(DATA IN THIS EXERCISE)
⟨

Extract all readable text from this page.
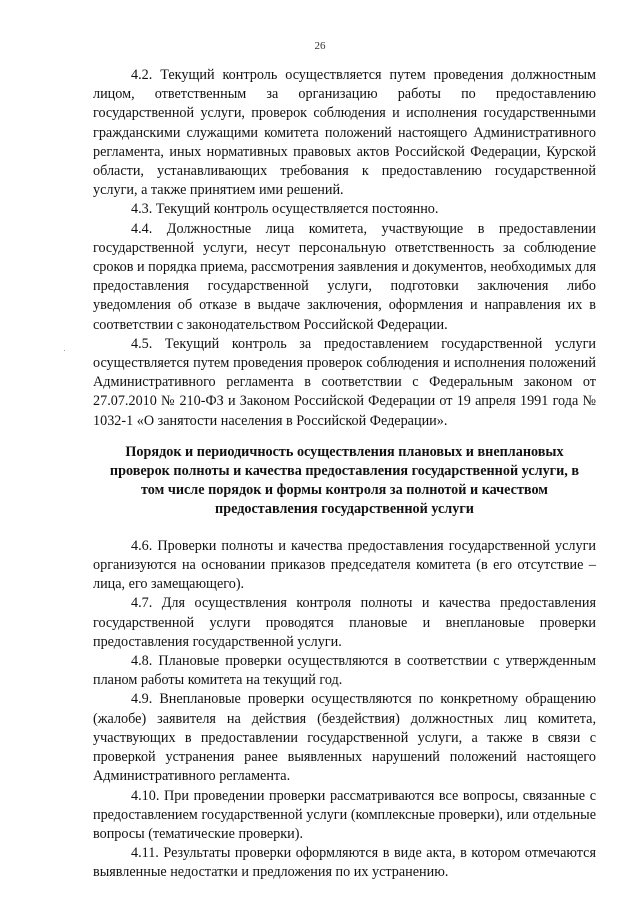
26

4.2. Текущий контроль осуществляется путем проведения должностным лицом, ответственным за организацию работы по предоставлению государственной услуги, проверок соблюдения и исполнения государственными гражданскими служащими комитета положений настоящего Административного регламента, иных нормативных правовых актов Российской Федерации, Курской области, устанавливающих требования к предоставлению государственной услуги, а также принятием ими решений.

4.3. Текущий контроль осуществляется постоянно.

4.4. Должностные лица комитета, участвующие в предоставлении государственной услуги, несут персональную ответственность за соблюдение сроков и порядка приема, рассмотрения заявления и документов, необходимых для предоставления государственной услуги, подготовки заключения либо уведомления об отказе в выдаче заключения, оформления и направления их в соответствии с законодательством Российской Федерации.

4.5. Текущий контроль за предоставлением государственной услуги осуществляется путем проведения проверок соблюдения и исполнения положений Административного регламента в соответствии с Федеральным законом от 27.07.2010 № 210-ФЗ и Законом Российской Федерации от 19 апреля 1991 года № 1032-1 «О занятости населения в Российской Федерации».

Порядок и периодичность осуществления плановых и внеплановых проверок полноты и качества предоставления государственной услуги, в том числе порядок и формы контроля за полнотой и качеством предоставления государственной услуги

4.6. Проверки полноты и качества предоставления государственной услуги организуются на основании приказов председателя комитета (в его отсутствие – лица, его замещающего).

4.7. Для осуществления контроля полноты и качества предоставления государственной услуги проводятся плановые и внеплановые проверки предоставления государственной услуги.

4.8. Плановые проверки осуществляются в соответствии с утвержденным планом работы комитета на текущий год.

4.9. Внеплановые проверки осуществляются по конкретному обращению (жалобе) заявителя на действия (бездействия) должностных лиц комитета, участвующих в предоставлении государственной услуги, а также в связи с проверкой устранения ранее выявленных нарушений положений настоящего Административного регламента.

4.10. При проведении проверки рассматриваются все вопросы, связанные с предоставлением государственной услуги (комплексные проверки), или отдельные вопросы (тематические проверки).

4.11. Результаты проверки оформляются в виде акта, в котором отмечаются выявленные недостатки и предложения по их устранению.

⟩

(WHAT YOU NEED TO DO)
Gather each line of the listing that holds the string "предоставлением".

(EXERCISE SOLUTION)
4.5. Текущий контроль за предоставлением государственной услуги осуществляется путем проведения проверок соблюдения и исполнения положений Административного регламента в соответствии с Федеральным законом от 27.07.2010 № 210-ФЗ и Законом Российской Федерации от 19 апреля 1991 года № 1032-1 «О занятости населения в Российской Федерации».
4.10. При проведении проверки рассматриваются все вопросы, связанные с предоставлением государственной услуги (комплексные проверки), или отдельные вопросы (тематические проверки).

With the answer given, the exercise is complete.